Dataset excerpts
- - - - -

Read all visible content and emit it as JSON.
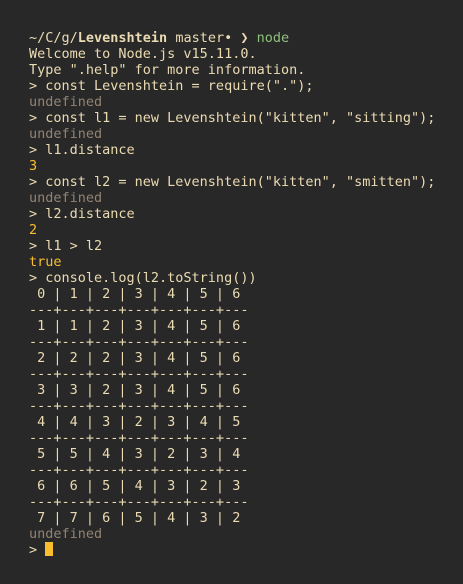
{
  "prompt": {
    "path_prefix": "~/C/g/",
    "dir": "Levenshtein",
    "branch": " master•",
    "arrow": " ❯ ",
    "command": "node"
  },
  "lines": [
    {
      "segments": [
        {
          "text": "Welcome to Node.js v15.11.0.",
          "color": "fg"
        }
      ]
    },
    {
      "segments": [
        {
          "text": "Type \".help\" for more information.",
          "color": "fg"
        }
      ]
    },
    {
      "segments": [
        {
          "text": "> const Levenshtein = require(\".\");",
          "color": "fg"
        }
      ]
    },
    {
      "segments": [
        {
          "text": "undefined",
          "color": "gray"
        }
      ]
    },
    {
      "segments": [
        {
          "text": "> const l1 = new Levenshtein(\"kitten\", \"sitting\");",
          "color": "fg"
        }
      ]
    },
    {
      "segments": [
        {
          "text": "undefined",
          "color": "gray"
        }
      ]
    },
    {
      "segments": [
        {
          "text": "> l1.distance",
          "color": "fg"
        }
      ]
    },
    {
      "segments": [
        {
          "text": "3",
          "color": "yellow"
        }
      ]
    },
    {
      "segments": [
        {
          "text": "> const l2 = new Levenshtein(\"kitten\", \"smitten\");",
          "color": "fg"
        }
      ]
    },
    {
      "segments": [
        {
          "text": "undefined",
          "color": "gray"
        }
      ]
    },
    {
      "segments": [
        {
          "text": "> l2.distance",
          "color": "fg"
        }
      ]
    },
    {
      "segments": [
        {
          "text": "2",
          "color": "yellow"
        }
      ]
    },
    {
      "segments": [
        {
          "text": "> l1 > l2",
          "color": "fg"
        }
      ]
    },
    {
      "segments": [
        {
          "text": "true",
          "color": "yellow"
        }
      ]
    },
    {
      "segments": [
        {
          "text": "> console.log(l2.toString())",
          "color": "fg"
        }
      ]
    },
    {
      "segments": [
        {
          "text": " 0 | 1 | 2 | 3 | 4 | 5 | 6",
          "color": "fg"
        }
      ]
    },
    {
      "segments": [
        {
          "text": "---+---+---+---+---+---+---",
          "color": "fg"
        }
      ]
    },
    {
      "segments": [
        {
          "text": " 1 | 1 | 2 | 3 | 4 | 5 | 6",
          "color": "fg"
        }
      ]
    },
    {
      "segments": [
        {
          "text": "---+---+---+---+---+---+---",
          "color": "fg"
        }
      ]
    },
    {
      "segments": [
        {
          "text": " 2 | 2 | 2 | 3 | 4 | 5 | 6",
          "color": "fg"
        }
      ]
    },
    {
      "segments": [
        {
          "text": "---+---+---+---+---+---+---",
          "color": "fg"
        }
      ]
    },
    {
      "segments": [
        {
          "text": " 3 | 3 | 2 | 3 | 4 | 5 | 6",
          "color": "fg"
        }
      ]
    },
    {
      "segments": [
        {
          "text": "---+---+---+---+---+---+---",
          "color": "fg"
        }
      ]
    },
    {
      "segments": [
        {
          "text": " 4 | 4 | 3 | 2 | 3 | 4 | 5",
          "color": "fg"
        }
      ]
    },
    {
      "segments": [
        {
          "text": "---+---+---+---+---+---+---",
          "color": "fg"
        }
      ]
    },
    {
      "segments": [
        {
          "text": " 5 | 5 | 4 | 3 | 2 | 3 | 4",
          "color": "fg"
        }
      ]
    },
    {
      "segments": [
        {
          "text": "---+---+---+---+---+---+---",
          "color": "fg"
        }
      ]
    },
    {
      "segments": [
        {
          "text": " 6 | 6 | 5 | 4 | 3 | 2 | 3",
          "color": "fg"
        }
      ]
    },
    {
      "segments": [
        {
          "text": "---+---+---+---+---+---+---",
          "color": "fg"
        }
      ]
    },
    {
      "segments": [
        {
          "text": " 7 | 7 | 6 | 5 | 4 | 3 | 2",
          "color": "fg"
        }
      ]
    },
    {
      "segments": [
        {
          "text": "undefined",
          "color": "gray"
        }
      ]
    }
  ],
  "input_prompt": "> ",
  "colors": {
    "background": "#282828",
    "foreground": "#ebdbb2",
    "gray": "#928374",
    "yellow": "#fabd2f",
    "green": "#8ec07c",
    "cursor": "#fabd2f"
  }
}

- - - - -

What you need to do => Omit every image. Quote each record exactly.

Right answer =>
Read all visible content and emit it as JSON.
{
  "prompt": {
    "path_prefix": "~/C/g/",
    "dir": "Levenshtein",
    "branch": " master•",
    "arrow": " ❯ ",
    "command": "node"
  },
  "lines": [
    {
      "segments": [
        {
          "text": "Welcome to Node.js v15.11.0.",
          "color": "fg"
        }
      ]
    },
    {
      "segments": [
        {
          "text": "Type \".help\" for more information.",
          "color": "fg"
        }
      ]
    },
    {
      "segments": [
        {
          "text": "> const Levenshtein = require(\".\");",
          "color": "fg"
        }
      ]
    },
    {
      "segments": [
        {
          "text": "undefined",
          "color": "gray"
        }
      ]
    },
    {
      "segments": [
        {
          "text": "> const l1 = new Levenshtein(\"kitten\", \"sitting\");",
          "color": "fg"
        }
      ]
    },
    {
      "segments": [
        {
          "text": "undefined",
          "color": "gray"
        }
      ]
    },
    {
      "segments": [
        {
          "text": "> l1.distance",
          "color": "fg"
        }
      ]
    },
    {
      "segments": [
        {
          "text": "3",
          "color": "yellow"
        }
      ]
    },
    {
      "segments": [
        {
          "text": "> const l2 = new Levenshtein(\"kitten\", \"smitten\");",
          "color": "fg"
        }
      ]
    },
    {
      "segments": [
        {
          "text": "undefined",
          "color": "gray"
        }
      ]
    },
    {
      "segments": [
        {
          "text": "> l2.distance",
          "color": "fg"
        }
      ]
    },
    {
      "segments": [
        {
          "text": "2",
          "color": "yellow"
        }
      ]
    },
    {
      "segments": [
        {
          "text": "> l1 > l2",
          "color": "fg"
        }
      ]
    },
    {
      "segments": [
        {
          "text": "true",
          "color": "yellow"
        }
      ]
    },
    {
      "segments": [
        {
          "text": "> console.log(l2.toString())",
          "color": "fg"
        }
      ]
    },
    {
      "segments": [
        {
          "text": " 0 | 1 | 2 | 3 | 4 | 5 | 6",
          "color": "fg"
        }
      ]
    },
    {
      "segments": [
        {
          "text": "---+---+---+---+---+---+---",
          "color": "fg"
        }
      ]
    },
    {
      "segments": [
        {
          "text": " 1 | 1 | 2 | 3 | 4 | 5 | 6",
          "color": "fg"
        }
      ]
    },
    {
      "segments": [
        {
          "text": "---+---+---+---+---+---+---",
          "color": "fg"
        }
      ]
    },
    {
      "segments": [
        {
          "text": " 2 | 2 | 2 | 3 | 4 | 5 | 6",
          "color": "fg"
        }
      ]
    },
    {
      "segments": [
        {
          "text": "---+---+---+---+---+---+---",
          "color": "fg"
        }
      ]
    },
    {
      "segments": [
        {
          "text": " 3 | 3 | 2 | 3 | 4 | 5 | 6",
          "color": "fg"
        }
      ]
    },
    {
      "segments": [
        {
          "text": "---+---+---+---+---+---+---",
          "color": "fg"
        }
      ]
    },
    {
      "segments": [
        {
          "text": " 4 | 4 | 3 | 2 | 3 | 4 | 5",
          "color": "fg"
        }
      ]
    },
    {
      "segments": [
        {
          "text": "---+---+---+---+---+---+---",
          "color": "fg"
        }
      ]
    },
    {
      "segments": [
        {
          "text": " 5 | 5 | 4 | 3 | 2 | 3 | 4",
          "color": "fg"
        }
      ]
    },
    {
      "segments": [
        {
          "text": "---+---+---+---+---+---+---",
          "color": "fg"
        }
      ]
    },
    {
      "segments": [
        {
          "text": " 6 | 6 | 5 | 4 | 3 | 2 | 3",
          "color": "fg"
        }
      ]
    },
    {
      "segments": [
        {
          "text": "---+---+---+---+---+---+---",
          "color": "fg"
        }
      ]
    },
    {
      "segments": [
        {
          "text": " 7 | 7 | 6 | 5 | 4 | 3 | 2",
          "color": "fg"
        }
      ]
    },
    {
      "segments": [
        {
          "text": "undefined",
          "color": "gray"
        }
      ]
    }
  ],
  "input_prompt": "> ",
  "colors": {
    "background": "#282828",
    "foreground": "#ebdbb2",
    "gray": "#928374",
    "yellow": "#fabd2f",
    "green": "#8ec07c",
    "cursor": "#fabd2f"
  }
}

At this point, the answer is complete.